物流業務の電子データ交換により、オーダーや請求書など日々のトランザクションだけでなく、出荷貨物のライフサイクルのすべての段階において、ビジネスパートナー(バイヤー、サプライヤー、3PL倉庫、フォワーダー等)との業務上のやり取りを確実に遂行することができます。  

「物流企業は常に迅速さを優先してきました」WiseTech Globalのビジネスデベロップメント・エグゼクティブであるAurelie Zengerlin氏は語り 、「AWB(航空貨物運送状)や船荷証券(B/L)をはじめ、マニフェスト、貨物積荷明細、発注書、請求書などその他の書類にいたるまで、数々のドキュメントに即座にアクセスできる必要があるのです」と言っています。

課題内容: 上の抜粋文にある次の一文を英語に訳しなさい。「物流業務の電子データ交換により、オーダーや請求書など日々のトランザクションだけでなく、出荷貨物のライフサイクルのすべての段階において、ビジネスパートナー(バイヤー、サプライヤー、3PL倉庫、フォワーダー等)との業務上のやり取りを確実に遂行することができます。」

提供データ:
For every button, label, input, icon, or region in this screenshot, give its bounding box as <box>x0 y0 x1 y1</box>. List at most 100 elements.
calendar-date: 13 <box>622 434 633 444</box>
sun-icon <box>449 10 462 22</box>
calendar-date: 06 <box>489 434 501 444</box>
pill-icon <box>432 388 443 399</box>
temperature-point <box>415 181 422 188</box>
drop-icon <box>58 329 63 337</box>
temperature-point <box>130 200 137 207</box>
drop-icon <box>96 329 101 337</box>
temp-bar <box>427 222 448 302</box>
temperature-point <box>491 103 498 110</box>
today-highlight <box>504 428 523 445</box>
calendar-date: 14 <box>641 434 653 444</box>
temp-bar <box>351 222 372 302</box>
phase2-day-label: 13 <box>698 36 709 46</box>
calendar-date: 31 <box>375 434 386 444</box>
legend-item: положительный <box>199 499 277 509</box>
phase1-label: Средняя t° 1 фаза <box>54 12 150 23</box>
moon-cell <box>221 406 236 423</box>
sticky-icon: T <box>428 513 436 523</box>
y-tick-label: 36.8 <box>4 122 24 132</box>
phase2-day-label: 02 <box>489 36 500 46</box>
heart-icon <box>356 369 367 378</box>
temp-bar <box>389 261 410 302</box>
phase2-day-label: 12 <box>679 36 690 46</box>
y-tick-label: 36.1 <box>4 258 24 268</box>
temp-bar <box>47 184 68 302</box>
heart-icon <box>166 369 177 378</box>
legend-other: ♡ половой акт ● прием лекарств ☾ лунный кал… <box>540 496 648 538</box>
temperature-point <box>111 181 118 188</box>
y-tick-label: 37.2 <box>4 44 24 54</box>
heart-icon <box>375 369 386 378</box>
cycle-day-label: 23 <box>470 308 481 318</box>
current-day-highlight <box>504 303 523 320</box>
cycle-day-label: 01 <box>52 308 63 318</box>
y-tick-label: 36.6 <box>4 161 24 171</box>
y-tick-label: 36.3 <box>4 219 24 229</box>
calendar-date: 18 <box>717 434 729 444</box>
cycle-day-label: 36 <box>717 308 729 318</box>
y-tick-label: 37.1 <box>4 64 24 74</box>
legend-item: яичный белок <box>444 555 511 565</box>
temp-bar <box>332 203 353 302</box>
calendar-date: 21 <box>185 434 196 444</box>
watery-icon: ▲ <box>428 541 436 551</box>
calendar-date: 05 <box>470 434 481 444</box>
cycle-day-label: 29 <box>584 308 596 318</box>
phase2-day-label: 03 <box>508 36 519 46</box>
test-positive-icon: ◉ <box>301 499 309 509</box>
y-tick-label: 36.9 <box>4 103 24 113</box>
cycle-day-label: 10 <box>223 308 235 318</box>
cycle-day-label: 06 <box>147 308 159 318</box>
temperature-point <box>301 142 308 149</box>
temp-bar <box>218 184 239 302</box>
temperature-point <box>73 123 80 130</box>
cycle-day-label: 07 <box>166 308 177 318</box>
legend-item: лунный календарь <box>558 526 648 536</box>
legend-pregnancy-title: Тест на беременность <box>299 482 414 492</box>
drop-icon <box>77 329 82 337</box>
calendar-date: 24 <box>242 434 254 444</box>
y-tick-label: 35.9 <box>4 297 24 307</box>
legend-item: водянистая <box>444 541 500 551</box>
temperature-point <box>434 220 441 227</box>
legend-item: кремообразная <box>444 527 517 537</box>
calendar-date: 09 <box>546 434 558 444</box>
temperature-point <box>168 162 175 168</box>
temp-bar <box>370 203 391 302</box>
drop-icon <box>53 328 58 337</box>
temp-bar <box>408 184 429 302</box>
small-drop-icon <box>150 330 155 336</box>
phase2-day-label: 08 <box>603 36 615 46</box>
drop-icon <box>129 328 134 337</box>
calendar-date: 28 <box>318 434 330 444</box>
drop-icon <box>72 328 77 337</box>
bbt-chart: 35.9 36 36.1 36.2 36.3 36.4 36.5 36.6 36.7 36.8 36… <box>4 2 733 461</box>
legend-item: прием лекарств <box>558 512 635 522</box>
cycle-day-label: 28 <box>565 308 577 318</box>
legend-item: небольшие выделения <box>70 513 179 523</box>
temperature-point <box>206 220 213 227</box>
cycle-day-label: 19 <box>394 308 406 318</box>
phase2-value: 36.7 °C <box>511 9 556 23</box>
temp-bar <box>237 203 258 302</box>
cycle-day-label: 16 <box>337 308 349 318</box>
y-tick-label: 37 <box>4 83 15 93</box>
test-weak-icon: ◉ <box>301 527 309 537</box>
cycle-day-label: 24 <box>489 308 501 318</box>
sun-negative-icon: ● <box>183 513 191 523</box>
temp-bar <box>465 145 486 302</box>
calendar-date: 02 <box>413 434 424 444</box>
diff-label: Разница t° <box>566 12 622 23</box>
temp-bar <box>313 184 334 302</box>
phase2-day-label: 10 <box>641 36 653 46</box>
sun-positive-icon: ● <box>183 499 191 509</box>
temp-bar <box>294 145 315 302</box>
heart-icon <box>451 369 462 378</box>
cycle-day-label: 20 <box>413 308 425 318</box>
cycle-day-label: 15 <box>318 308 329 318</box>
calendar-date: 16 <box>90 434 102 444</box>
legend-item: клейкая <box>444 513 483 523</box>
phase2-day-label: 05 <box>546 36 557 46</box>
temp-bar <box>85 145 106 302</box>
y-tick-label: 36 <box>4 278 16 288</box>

解答: Electronic data interchange for logistics operations makes it possible to reliably carry out business exchanges with business partners (buyers, suppliers, 3PL warehouses, forwarders, etc.) not only for daily transactions such as orders and invoices, but also at every stage of a shipment's life cycle.